• _Set exercise_: Scan the entries below for the word "text". Copy each line that has it.

— Begin Listed entries —

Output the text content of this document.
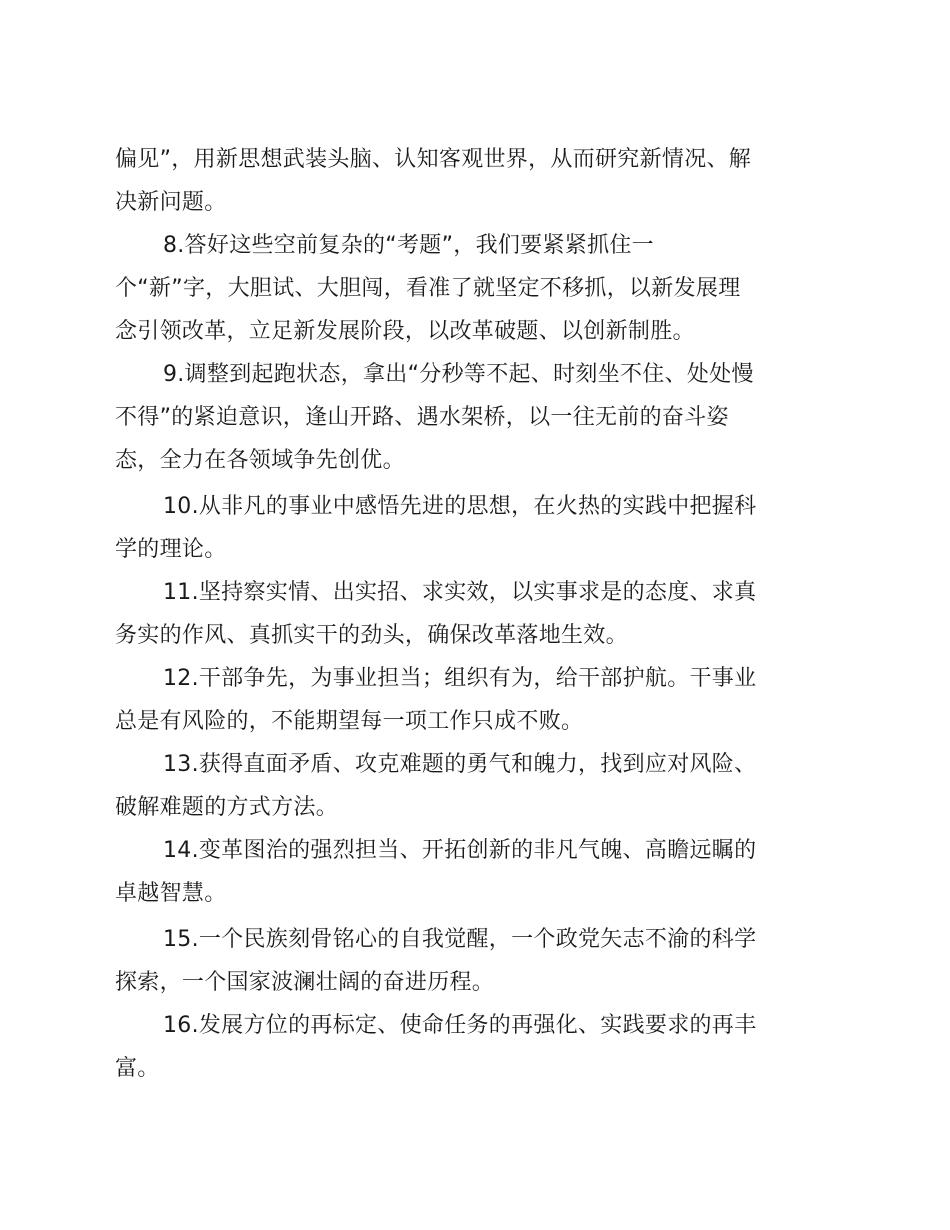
偏见”，用新思想武装头脑、认知客观世界，从而研究新情况、解
决新问题。
8.答好这些空前复杂的“考题”，我们要紧紧抓住一
个“新”字，大胆试、大胆闯，看准了就坚定不移抓，以新发展理
念引领改革，立足新发展阶段，以改革破题、以创新制胜。
9.调整到起跑状态，拿出“分秒等不起、时刻坐不住、处处慢
不得”的紧迫意识，逢山开路、遇水架桥，以一往无前的奋斗姿
态，全力在各领域争先创优。
10.从非凡的事业中感悟先进的思想，在火热的实践中把握科
学的理论。
11.坚持察实情、出实招、求实效，以实事求是的态度、求真
务实的作风、真抓实干的劲头，确保改革落地生效。
12.干部争先，为事业担当；组织有为，给干部护航。干事业
总是有风险的，不能期望每一项工作只成不败。
13.获得直面矛盾、攻克难题的勇气和魄力，找到应对风险、
破解难题的方式方法。
14.变革图治的强烈担当、开拓创新的非凡气魄、高瞻远瞩的
卓越智慧。
15.一个民族刻骨铭心的自我觉醒，一个政党矢志不渝的科学
探索，一个国家波澜壮阔的奋进历程。
16.发展方位的再标定、使命任务的再强化、实践要求的再丰
富。
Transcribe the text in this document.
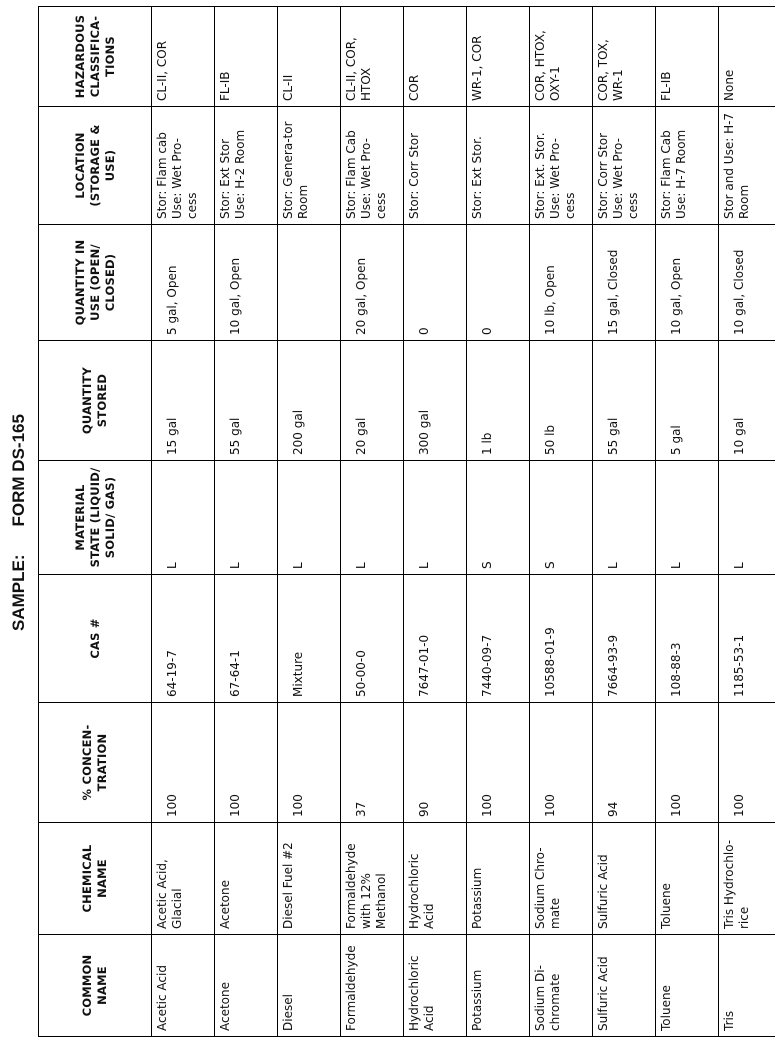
SAMPLE:FORM DS-165
COMMON NAME	CHEMICAL NAME	% CONCEN-TRATION	CAS #	MATERIAL STATE (LIQUID/ SOLID/ GAS)	QUANTITY STORED	QUANTITY IN USE (OPEN/ CLOSED)	LOCATION (STORAGE & USE)	HAZARDOUS CLASSIFICA-TIONS
Acetic Acid	Acetic Acid, Glacial	100	64-19-7	L	15 gal	5 gal, Open	Stor: Flam cab Use: Wet Pro-cess	CL-II, COR
Acetone	Acetone	100	67-64-1	L	55 gal	10 gal, Open	Stor: Ext Stor Use: H-2 Room	FL-IB
Diesel	Diesel Fuel #2	100	Mixture	L	200 gal		Stor: Genera-tor Room	CL-II
Formaldehyde	Formaldehyde with 12% Methanol	37	50-00-0	L	20 gal	20 gal, Open	Stor: Flam Cab Use: Wet Pro-cess	CL-II, COR, HTOX
Hydrochloric Acid	Hydrochloric Acid	90	7647-01-0	L	300 gal	0	Stor: Corr Stor	COR
Potassium	Potassium	100	7440-09-7	S	1 lb	0	Stor: Ext Stor.	WR-1, COR
Sodium Di-chromate	Sodium Chro-mate	100	10588-01-9	S	50 lb	10 lb, Open	Stor: Ext. Stor. Use: Wet Pro-cess	COR, HTOX, OXY-1
Sulfuric Acid	Sulfuric Acid	94	7664-93-9	L	55 gal	15 gal, Closed	Stor: Corr Stor Use: Wet Pro-cess	COR, TOX, WR-1
Toluene	Toluene	100	108-88-3	L	5 gal	10 gal, Open	Stor: Flam Cab Use: H-7 Room	FL-IB
Tris	Tris Hydrochlo-rice	100	1185-53-1	L	10 gal	10 gal, Closed	Stor and Use: H-7 Room	None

— End Listed entries —

• _Written reply_:
Output the text content of this document.
Transcribe the text in this document.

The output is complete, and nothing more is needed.